- DO THIS
Repeat the whole listing exactly as written.
↓
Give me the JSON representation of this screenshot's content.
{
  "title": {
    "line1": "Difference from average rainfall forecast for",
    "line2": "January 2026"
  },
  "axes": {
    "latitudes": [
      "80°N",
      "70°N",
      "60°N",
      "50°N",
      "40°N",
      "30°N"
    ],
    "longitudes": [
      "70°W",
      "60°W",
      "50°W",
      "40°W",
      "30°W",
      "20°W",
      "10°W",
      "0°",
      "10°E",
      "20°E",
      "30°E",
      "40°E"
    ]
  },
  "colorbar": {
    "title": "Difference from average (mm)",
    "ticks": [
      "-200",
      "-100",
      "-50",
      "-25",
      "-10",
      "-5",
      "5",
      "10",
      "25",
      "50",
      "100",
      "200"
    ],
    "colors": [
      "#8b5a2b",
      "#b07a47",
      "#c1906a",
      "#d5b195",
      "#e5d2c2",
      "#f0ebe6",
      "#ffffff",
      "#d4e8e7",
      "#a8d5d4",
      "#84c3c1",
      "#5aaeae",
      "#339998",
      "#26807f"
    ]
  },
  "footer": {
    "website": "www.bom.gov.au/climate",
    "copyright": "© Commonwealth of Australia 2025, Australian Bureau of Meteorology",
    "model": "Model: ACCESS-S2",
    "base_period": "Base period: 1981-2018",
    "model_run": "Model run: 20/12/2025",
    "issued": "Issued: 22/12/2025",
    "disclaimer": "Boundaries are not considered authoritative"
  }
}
↑
- SOLVED PROBLEM
Give me the JSON representation of this screenshot's content.
{
  "title": {
    "line1": "Difference from average rainfall forecast for",
    "line2": "January 2026"
  },
  "axes": {
    "latitudes": [
      "80°N",
      "70°N",
      "60°N",
      "50°N",
      "40°N",
      "30°N"
    ],
    "longitudes": [
      "70°W",
      "60°W",
      "50°W",
      "40°W",
      "30°W",
      "20°W",
      "10°W",
      "0°",
      "10°E",
      "20°E",
      "30°E",
      "40°E"
    ]
  },
  "colorbar": {
    "title": "Difference from average (mm)",
    "ticks": [
      "-200",
      "-100",
      "-50",
      "-25",
      "-10",
      "-5",
      "5",
      "10",
      "25",
      "50",
      "100",
      "200"
    ],
    "colors": [
      "#8b5a2b",
      "#b07a47",
      "#c1906a",
      "#d5b195",
      "#e5d2c2",
      "#f0ebe6",
      "#ffffff",
      "#d4e8e7",
      "#a8d5d4",
      "#84c3c1",
      "#5aaeae",
      "#339998",
      "#26807f"
    ]
  },
  "footer": {
    "website": "www.bom.gov.au/climate",
    "copyright": "© Commonwealth of Australia 2025, Australian Bureau of Meteorology",
    "model": "Model: ACCESS-S2",
    "base_period": "Base period: 1981-2018",
    "model_run": "Model run: 20/12/2025",
    "issued": "Issued: 22/12/2025",
    "disclaimer": "Boundaries are not considered authoritative"
  }
}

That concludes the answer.